## Dataset excerpts:
* * * * *

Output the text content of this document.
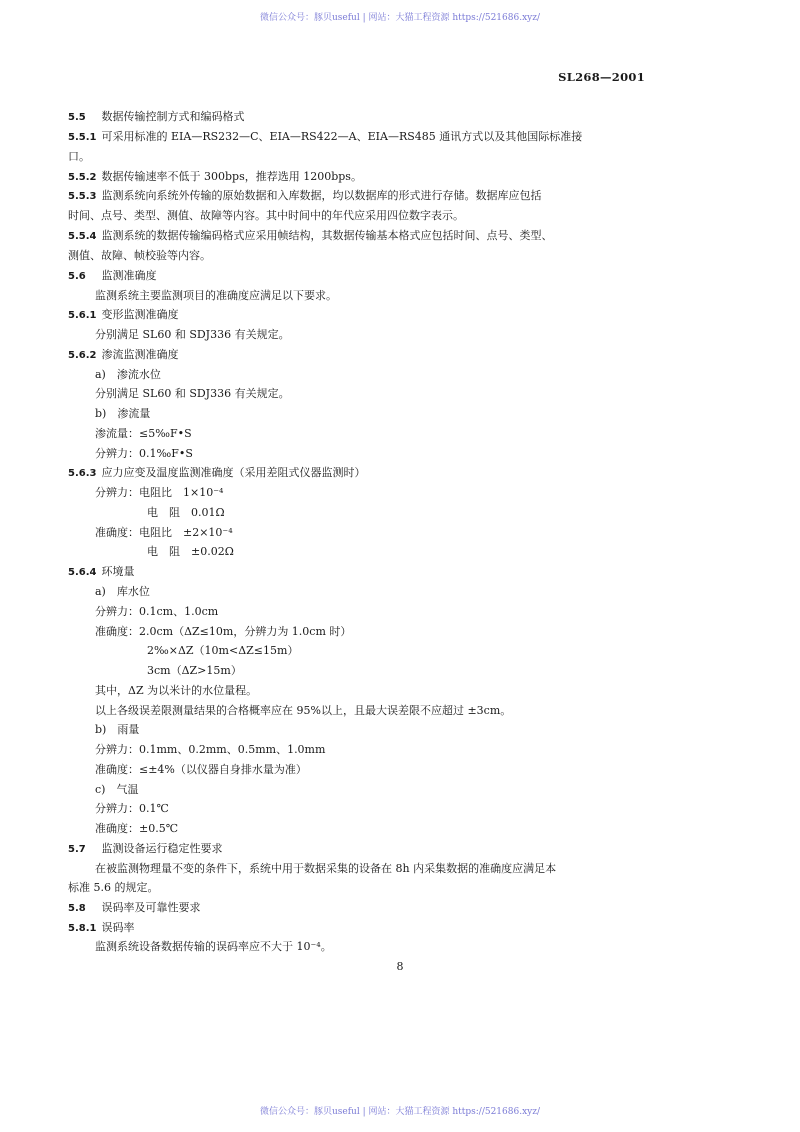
微信公众号：豚贝useful | 网站：大猫工程资源 https://521686.xyz/
SL268—2001
5.5 数据传输控制方式和编码格式
5.5.1 可采用标准的 EIA—RS232—C、EIA—RS422—A、EIA—RS485 通讯方式以及其他国际标准接
口。
5.5.2 数据传输速率不低于 300bps，推荐选用 1200bps。
5.5.3 监测系统向系统外传输的原始数据和入库数据，均以数据库的形式进行存储。数据库应包括
时间、点号、类型、测值、故障等内容。其中时间中的年代应采用四位数字表示。
5.5.4 监测系统的数据传输编码格式应采用帧结构，其数据传输基本格式应包括时间、点号、类型、
测值、故障、帧校验等内容。
5.6 监测准确度
监测系统主要监测项目的准确度应满足以下要求。
5.6.1 变形监测准确度
分别满足 SL60 和 SDJ336 有关规定。
5.6.2 渗流监测准确度
a)　渗流水位
分别满足 SL60 和 SDJ336 有关规定。
b)　渗流量
渗流量：≤5‰F•S
分辨力：0.1‰F•S
5.6.3 应力应变及温度监测准确度（采用差阻式仪器监测时）
分辨力：电阻比　1×10⁻⁴
电　阻　0.01Ω
准确度：电阻比　±2×10⁻⁴
电　阻　±0.02Ω
5.6.4 环境量
a)　库水位
分辨力：0.1cm、1.0cm
准确度：2.0cm（ΔZ≤10m，分辨力为 1.0cm 时）
2‰×ΔZ（10m<ΔZ≤15m）
3cm（ΔZ>15m）
其中，ΔZ 为以米计的水位量程。
以上各级误差限测量结果的合格概率应在 95%以上，且最大误差限不应超过 ±3cm。
b)　雨量
分辨力：0.1mm、0.2mm、0.5mm、1.0mm
准确度：≤±4%（以仪器自身排水量为准）
c)　气温
分辨力：0.1℃
准确度：±0.5℃
5.7 监测设备运行稳定性要求
在被监测物理量不变的条件下，系统中用于数据采集的设备在 8h 内采集数据的准确度应满足本
标准 5.6 的规定。
5.8 误码率及可靠性要求
5.8.1 误码率
监测系统设备数据传输的误码率应不大于 10⁻⁴。
8
微信公众号：豚贝useful | 网站：大猫工程资源 https://521686.xyz/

* * * * *

## Work to complete:
Return each line of the data, keeping its wording exact and omitting pictures.

## Worked solution:
Output the text content of this document.
微信公众号：豚贝useful | 网站：大猫工程资源 https://521686.xyz/
SL268—2001
5.5 数据传输控制方式和编码格式
5.5.1 可采用标准的 EIA—RS232—C、EIA—RS422—A、EIA—RS485 通讯方式以及其他国际标准接
口。
5.5.2 数据传输速率不低于 300bps，推荐选用 1200bps。
5.5.3 监测系统向系统外传输的原始数据和入库数据，均以数据库的形式进行存储。数据库应包括
时间、点号、类型、测值、故障等内容。其中时间中的年代应采用四位数字表示。
5.5.4 监测系统的数据传输编码格式应采用帧结构，其数据传输基本格式应包括时间、点号、类型、
测值、故障、帧校验等内容。
5.6 监测准确度
监测系统主要监测项目的准确度应满足以下要求。
5.6.1 变形监测准确度
分别满足 SL60 和 SDJ336 有关规定。
5.6.2 渗流监测准确度
a)　渗流水位
分别满足 SL60 和 SDJ336 有关规定。
b)　渗流量
渗流量：≤5‰F•S
分辨力：0.1‰F•S
5.6.3 应力应变及温度监测准确度（采用差阻式仪器监测时）
分辨力：电阻比　1×10⁻⁴
电　阻　0.01Ω
准确度：电阻比　±2×10⁻⁴
电　阻　±0.02Ω
5.6.4 环境量
a)　库水位
分辨力：0.1cm、1.0cm
准确度：2.0cm（ΔZ≤10m，分辨力为 1.0cm 时）
2‰×ΔZ（10m<ΔZ≤15m）
3cm（ΔZ>15m）
其中，ΔZ 为以米计的水位量程。
以上各级误差限测量结果的合格概率应在 95%以上，且最大误差限不应超过 ±3cm。
b)　雨量
分辨力：0.1mm、0.2mm、0.5mm、1.0mm
准确度：≤±4%（以仪器自身排水量为准）
c)　气温
分辨力：0.1℃
准确度：±0.5℃
5.7 监测设备运行稳定性要求
在被监测物理量不变的条件下，系统中用于数据采集的设备在 8h 内采集数据的准确度应满足本
标准 5.6 的规定。
5.8 误码率及可靠性要求
5.8.1 误码率
监测系统设备数据传输的误码率应不大于 10⁻⁴。
8
微信公众号：豚贝useful | 网站：大猫工程资源 https://521686.xyz/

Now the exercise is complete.